§ **Written request**: Write out every record in full, exactly as written, please.

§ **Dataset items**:
##############################

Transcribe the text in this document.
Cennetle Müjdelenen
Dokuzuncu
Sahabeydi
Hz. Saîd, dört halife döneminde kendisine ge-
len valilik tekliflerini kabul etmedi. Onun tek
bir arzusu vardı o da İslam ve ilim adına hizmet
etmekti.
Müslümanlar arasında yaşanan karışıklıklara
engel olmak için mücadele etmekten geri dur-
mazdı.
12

##############################

§ **Solved problem**:
Transcribe the text in this document.
Cennetle Müjdelenen
Dokuzuncu
Sahabeydi
Hz. Saîd, dört halife döneminde kendisine ge-
len valilik tekliflerini kabul etmedi. Onun tek
bir arzusu vardı o da İslam ve ilim adına hizmet
etmekti.
Müslümanlar arasında yaşanan karışıklıklara
engel olmak için mücadele etmekten geri dur-
mazdı.
12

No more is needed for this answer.